Short task
Do not copy the pictures; transcribe all other material exactly.
Start Stored data
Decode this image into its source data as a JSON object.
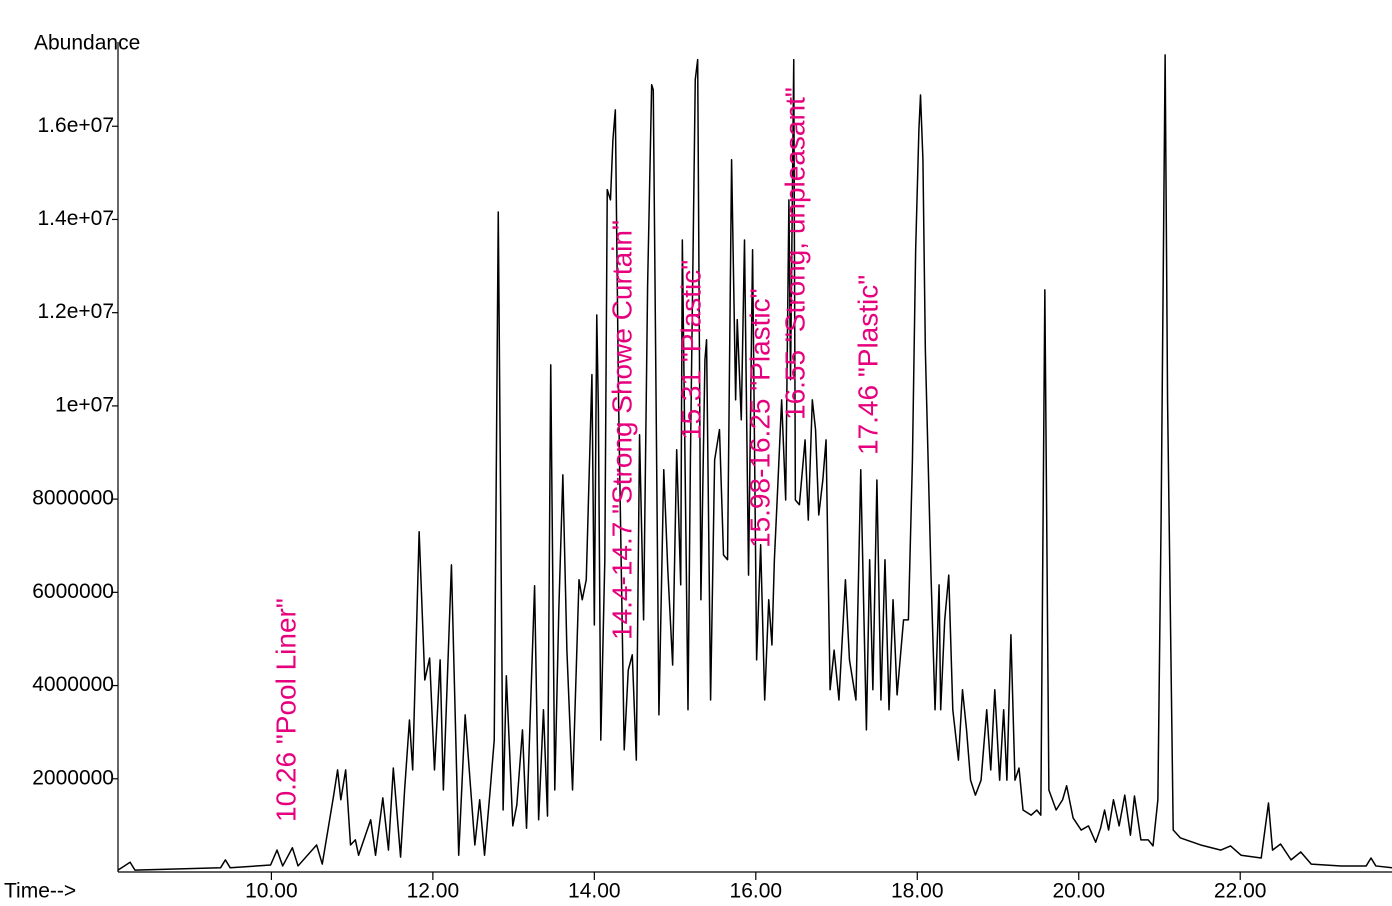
{
  "chart_data": {
    "type": "line",
    "x_label": "Time-->",
    "y_label": "Abundance",
    "color": "#000000",
    "xlim": [
      8.1,
      23.88
    ],
    "ylim": [
      0,
      17700000
    ],
    "xticks": [
      {
        "value": 10,
        "label": "10.00"
      },
      {
        "value": 12,
        "label": "12.00"
      },
      {
        "value": 14,
        "label": "14.00"
      },
      {
        "value": 16,
        "label": "16.00"
      },
      {
        "value": 18,
        "label": "18.00"
      },
      {
        "value": 20,
        "label": "20.00"
      },
      {
        "value": 22,
        "label": "22.00"
      }
    ],
    "yticks": [
      2000000,
      4000000,
      6000000,
      8000000,
      {
        "value": 10000000,
        "label": "1e+07"
      },
      {
        "value": 12000000,
        "label": "1.2e+07"
      },
      {
        "value": 14000000,
        "label": "1.4e+07"
      },
      {
        "value": 16000000,
        "label": "1.6e+07"
      }
    ],
    "annotations": [
      "10.26 \"Pool Liner\"",
      "14.4-14.7 \"Strong Showe Curtain\"",
      "15.31 \"Plastic\"",
      "15.98-16.25 \"Plastic\"",
      "16.55 \"Strong, unpleasant\"",
      "17.46 \"Plastic\""
    ],
    "annotation_color": "#e6007e",
    "x": [
      8.1,
      8.25,
      8.31,
      9.37,
      9.43,
      9.49,
      9.99,
      10.07,
      10.14,
      10.26,
      10.33,
      10.56,
      10.63,
      10.77,
      10.82,
      10.86,
      10.92,
      10.98,
      11.04,
      11.08,
      11.23,
      11.29,
      11.38,
      11.45,
      11.51,
      11.6,
      11.65,
      11.71,
      11.75,
      11.83,
      11.9,
      11.96,
      12.02,
      12.09,
      12.13,
      12.23,
      12.32,
      12.4,
      12.52,
      12.58,
      12.64,
      12.71,
      12.76,
      12.81,
      12.87,
      12.91,
      12.99,
      13.04,
      13.11,
      13.16,
      13.26,
      13.31,
      13.37,
      13.42,
      13.46,
      13.51,
      13.56,
      13.61,
      13.66,
      13.73,
      13.81,
      13.85,
      13.9,
      13.97,
      14.0,
      14.03,
      14.05,
      14.08,
      14.13,
      14.16,
      14.2,
      14.23,
      14.26,
      14.3,
      14.37,
      14.42,
      14.47,
      14.52,
      14.56,
      14.61,
      14.66,
      14.71,
      14.73,
      14.8,
      14.86,
      14.91,
      14.97,
      15.02,
      15.07,
      15.09,
      15.12,
      15.16,
      15.19,
      15.25,
      15.28,
      15.32,
      15.37,
      15.39,
      15.44,
      15.49,
      15.55,
      15.6,
      15.65,
      15.7,
      15.75,
      15.77,
      15.82,
      15.86,
      15.91,
      15.96,
      16.01,
      16.06,
      16.11,
      16.16,
      16.2,
      16.23,
      16.27,
      16.32,
      16.37,
      16.41,
      16.43,
      16.47,
      16.49,
      16.54,
      16.61,
      16.65,
      16.7,
      16.74,
      16.78,
      16.83,
      16.87,
      16.92,
      16.97,
      17.03,
      17.11,
      17.16,
      17.24,
      17.3,
      17.34,
      17.37,
      17.41,
      17.45,
      17.5,
      17.55,
      17.6,
      17.65,
      17.7,
      17.75,
      17.83,
      17.89,
      17.94,
      17.98,
      18.02,
      18.04,
      18.07,
      18.1,
      18.17,
      18.22,
      18.27,
      18.29,
      18.34,
      18.39,
      18.44,
      18.51,
      18.56,
      18.61,
      18.66,
      18.72,
      18.79,
      18.86,
      18.91,
      18.96,
      19.02,
      19.07,
      19.11,
      19.16,
      19.21,
      19.26,
      19.31,
      19.41,
      19.48,
      19.53,
      19.58,
      19.63,
      19.72,
      19.8,
      19.85,
      19.93,
      20.03,
      20.12,
      20.21,
      20.27,
      20.32,
      20.37,
      20.43,
      20.5,
      20.57,
      20.64,
      20.69,
      20.77,
      20.86,
      20.92,
      20.98,
      21.02,
      21.07,
      21.1,
      21.17,
      21.26,
      21.51,
      21.76,
      21.88,
      22.01,
      22.26,
      22.35,
      22.4,
      22.5,
      22.63,
      22.75,
      22.88,
      23.25,
      23.56,
      23.62,
      23.68,
      23.88
    ],
    "values": [
      40000,
      210000,
      40000,
      90000,
      260000,
      90000,
      150000,
      470000,
      130000,
      520000,
      130000,
      580000,
      170000,
      1630000,
      2190000,
      1550000,
      2190000,
      580000,
      690000,
      360000,
      1120000,
      360000,
      1590000,
      470000,
      2230000,
      320000,
      1760000,
      3260000,
      2190000,
      7300000,
      4120000,
      4590000,
      2190000,
      4550000,
      1760000,
      6590000,
      360000,
      3370000,
      580000,
      1550000,
      360000,
      1760000,
      2830000,
      14160000,
      1330000,
      4210000,
      990000,
      1440000,
      3050000,
      940000,
      6140000,
      1120000,
      3480000,
      1200000,
      10880000,
      1760000,
      5620000,
      8520000,
      4760000,
      1760000,
      6270000,
      5840000,
      6270000,
      10670000,
      5300000,
      11950000,
      9910000,
      2830000,
      6700000,
      14640000,
      14420000,
      15710000,
      16350000,
      10130000,
      2620000,
      4330000,
      4660000,
      2400000,
      9380000,
      5410000,
      12600000,
      16890000,
      16780000,
      3370000,
      8630000,
      6480000,
      4440000,
      9060000,
      6160000,
      13560000,
      9270000,
      3480000,
      8840000,
      17000000,
      17430000,
      5840000,
      10990000,
      11420000,
      3690000,
      8840000,
      9490000,
      6800000,
      6700000,
      15280000,
      10130000,
      11850000,
      9700000,
      13560000,
      6370000,
      13350000,
      4550000,
      7020000,
      3690000,
      5840000,
      4870000,
      6700000,
      8200000,
      10130000,
      7980000,
      14420000,
      10560000,
      17430000,
      7980000,
      7880000,
      9270000,
      7550000,
      10130000,
      9490000,
      7660000,
      8410000,
      9270000,
      3910000,
      4760000,
      3690000,
      6270000,
      4550000,
      3690000,
      8630000,
      5410000,
      3050000,
      6700000,
      3910000,
      8410000,
      3690000,
      6700000,
      3480000,
      5840000,
      3800000,
      5410000,
      5410000,
      8840000,
      13350000,
      15920000,
      16670000,
      15280000,
      11200000,
      6370000,
      3480000,
      6160000,
      3480000,
      5410000,
      6370000,
      3480000,
      2400000,
      3910000,
      3050000,
      1970000,
      1650000,
      1970000,
      3480000,
      2190000,
      3910000,
      1970000,
      3480000,
      1970000,
      5090000,
      1970000,
      2230000,
      1330000,
      1220000,
      1330000,
      1220000,
      12490000,
      1760000,
      1330000,
      1550000,
      1850000,
      1160000,
      900000,
      990000,
      640000,
      940000,
      1330000,
      900000,
      1550000,
      990000,
      1650000,
      790000,
      1630000,
      690000,
      690000,
      560000,
      1550000,
      7550000,
      17530000,
      10130000,
      900000,
      730000,
      580000,
      470000,
      560000,
      360000,
      300000,
      1480000,
      470000,
      600000,
      260000,
      430000,
      170000,
      130000,
      130000,
      300000,
      130000,
      90000
    ]
  }
}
End Stored data
Solution
Decode this image into its source data as a JSON object.
{
  "chart_data": {
    "type": "line",
    "x_label": "Time-->",
    "y_label": "Abundance",
    "color": "#000000",
    "xlim": [
      8.1,
      23.88
    ],
    "ylim": [
      0,
      17700000
    ],
    "xticks": [
      {
        "value": 10,
        "label": "10.00"
      },
      {
        "value": 12,
        "label": "12.00"
      },
      {
        "value": 14,
        "label": "14.00"
      },
      {
        "value": 16,
        "label": "16.00"
      },
      {
        "value": 18,
        "label": "18.00"
      },
      {
        "value": 20,
        "label": "20.00"
      },
      {
        "value": 22,
        "label": "22.00"
      }
    ],
    "yticks": [
      2000000,
      4000000,
      6000000,
      8000000,
      {
        "value": 10000000,
        "label": "1e+07"
      },
      {
        "value": 12000000,
        "label": "1.2e+07"
      },
      {
        "value": 14000000,
        "label": "1.4e+07"
      },
      {
        "value": 16000000,
        "label": "1.6e+07"
      }
    ],
    "annotations": [
      "10.26 \"Pool Liner\"",
      "14.4-14.7 \"Strong Showe Curtain\"",
      "15.31 \"Plastic\"",
      "15.98-16.25 \"Plastic\"",
      "16.55 \"Strong, unpleasant\"",
      "17.46 \"Plastic\""
    ],
    "annotation_color": "#e6007e",
    "x": [
      8.1,
      8.25,
      8.31,
      9.37,
      9.43,
      9.49,
      9.99,
      10.07,
      10.14,
      10.26,
      10.33,
      10.56,
      10.63,
      10.77,
      10.82,
      10.86,
      10.92,
      10.98,
      11.04,
      11.08,
      11.23,
      11.29,
      11.38,
      11.45,
      11.51,
      11.6,
      11.65,
      11.71,
      11.75,
      11.83,
      11.9,
      11.96,
      12.02,
      12.09,
      12.13,
      12.23,
      12.32,
      12.4,
      12.52,
      12.58,
      12.64,
      12.71,
      12.76,
      12.81,
      12.87,
      12.91,
      12.99,
      13.04,
      13.11,
      13.16,
      13.26,
      13.31,
      13.37,
      13.42,
      13.46,
      13.51,
      13.56,
      13.61,
      13.66,
      13.73,
      13.81,
      13.85,
      13.9,
      13.97,
      14.0,
      14.03,
      14.05,
      14.08,
      14.13,
      14.16,
      14.2,
      14.23,
      14.26,
      14.3,
      14.37,
      14.42,
      14.47,
      14.52,
      14.56,
      14.61,
      14.66,
      14.71,
      14.73,
      14.8,
      14.86,
      14.91,
      14.97,
      15.02,
      15.07,
      15.09,
      15.12,
      15.16,
      15.19,
      15.25,
      15.28,
      15.32,
      15.37,
      15.39,
      15.44,
      15.49,
      15.55,
      15.6,
      15.65,
      15.7,
      15.75,
      15.77,
      15.82,
      15.86,
      15.91,
      15.96,
      16.01,
      16.06,
      16.11,
      16.16,
      16.2,
      16.23,
      16.27,
      16.32,
      16.37,
      16.41,
      16.43,
      16.47,
      16.49,
      16.54,
      16.61,
      16.65,
      16.7,
      16.74,
      16.78,
      16.83,
      16.87,
      16.92,
      16.97,
      17.03,
      17.11,
      17.16,
      17.24,
      17.3,
      17.34,
      17.37,
      17.41,
      17.45,
      17.5,
      17.55,
      17.6,
      17.65,
      17.7,
      17.75,
      17.83,
      17.89,
      17.94,
      17.98,
      18.02,
      18.04,
      18.07,
      18.1,
      18.17,
      18.22,
      18.27,
      18.29,
      18.34,
      18.39,
      18.44,
      18.51,
      18.56,
      18.61,
      18.66,
      18.72,
      18.79,
      18.86,
      18.91,
      18.96,
      19.02,
      19.07,
      19.11,
      19.16,
      19.21,
      19.26,
      19.31,
      19.41,
      19.48,
      19.53,
      19.58,
      19.63,
      19.72,
      19.8,
      19.85,
      19.93,
      20.03,
      20.12,
      20.21,
      20.27,
      20.32,
      20.37,
      20.43,
      20.5,
      20.57,
      20.64,
      20.69,
      20.77,
      20.86,
      20.92,
      20.98,
      21.02,
      21.07,
      21.1,
      21.17,
      21.26,
      21.51,
      21.76,
      21.88,
      22.01,
      22.26,
      22.35,
      22.4,
      22.5,
      22.63,
      22.75,
      22.88,
      23.25,
      23.56,
      23.62,
      23.68,
      23.88
    ],
    "values": [
      40000,
      210000,
      40000,
      90000,
      260000,
      90000,
      150000,
      470000,
      130000,
      520000,
      130000,
      580000,
      170000,
      1630000,
      2190000,
      1550000,
      2190000,
      580000,
      690000,
      360000,
      1120000,
      360000,
      1590000,
      470000,
      2230000,
      320000,
      1760000,
      3260000,
      2190000,
      7300000,
      4120000,
      4590000,
      2190000,
      4550000,
      1760000,
      6590000,
      360000,
      3370000,
      580000,
      1550000,
      360000,
      1760000,
      2830000,
      14160000,
      1330000,
      4210000,
      990000,
      1440000,
      3050000,
      940000,
      6140000,
      1120000,
      3480000,
      1200000,
      10880000,
      1760000,
      5620000,
      8520000,
      4760000,
      1760000,
      6270000,
      5840000,
      6270000,
      10670000,
      5300000,
      11950000,
      9910000,
      2830000,
      6700000,
      14640000,
      14420000,
      15710000,
      16350000,
      10130000,
      2620000,
      4330000,
      4660000,
      2400000,
      9380000,
      5410000,
      12600000,
      16890000,
      16780000,
      3370000,
      8630000,
      6480000,
      4440000,
      9060000,
      6160000,
      13560000,
      9270000,
      3480000,
      8840000,
      17000000,
      17430000,
      5840000,
      10990000,
      11420000,
      3690000,
      8840000,
      9490000,
      6800000,
      6700000,
      15280000,
      10130000,
      11850000,
      9700000,
      13560000,
      6370000,
      13350000,
      4550000,
      7020000,
      3690000,
      5840000,
      4870000,
      6700000,
      8200000,
      10130000,
      7980000,
      14420000,
      10560000,
      17430000,
      7980000,
      7880000,
      9270000,
      7550000,
      10130000,
      9490000,
      7660000,
      8410000,
      9270000,
      3910000,
      4760000,
      3690000,
      6270000,
      4550000,
      3690000,
      8630000,
      5410000,
      3050000,
      6700000,
      3910000,
      8410000,
      3690000,
      6700000,
      3480000,
      5840000,
      3800000,
      5410000,
      5410000,
      8840000,
      13350000,
      15920000,
      16670000,
      15280000,
      11200000,
      6370000,
      3480000,
      6160000,
      3480000,
      5410000,
      6370000,
      3480000,
      2400000,
      3910000,
      3050000,
      1970000,
      1650000,
      1970000,
      3480000,
      2190000,
      3910000,
      1970000,
      3480000,
      1970000,
      5090000,
      1970000,
      2230000,
      1330000,
      1220000,
      1330000,
      1220000,
      12490000,
      1760000,
      1330000,
      1550000,
      1850000,
      1160000,
      900000,
      990000,
      640000,
      940000,
      1330000,
      900000,
      1550000,
      990000,
      1650000,
      790000,
      1630000,
      690000,
      690000,
      560000,
      1550000,
      7550000,
      17530000,
      10130000,
      900000,
      730000,
      580000,
      470000,
      560000,
      360000,
      300000,
      1480000,
      470000,
      600000,
      260000,
      430000,
      170000,
      130000,
      130000,
      300000,
      130000,
      90000
    ]
  }
}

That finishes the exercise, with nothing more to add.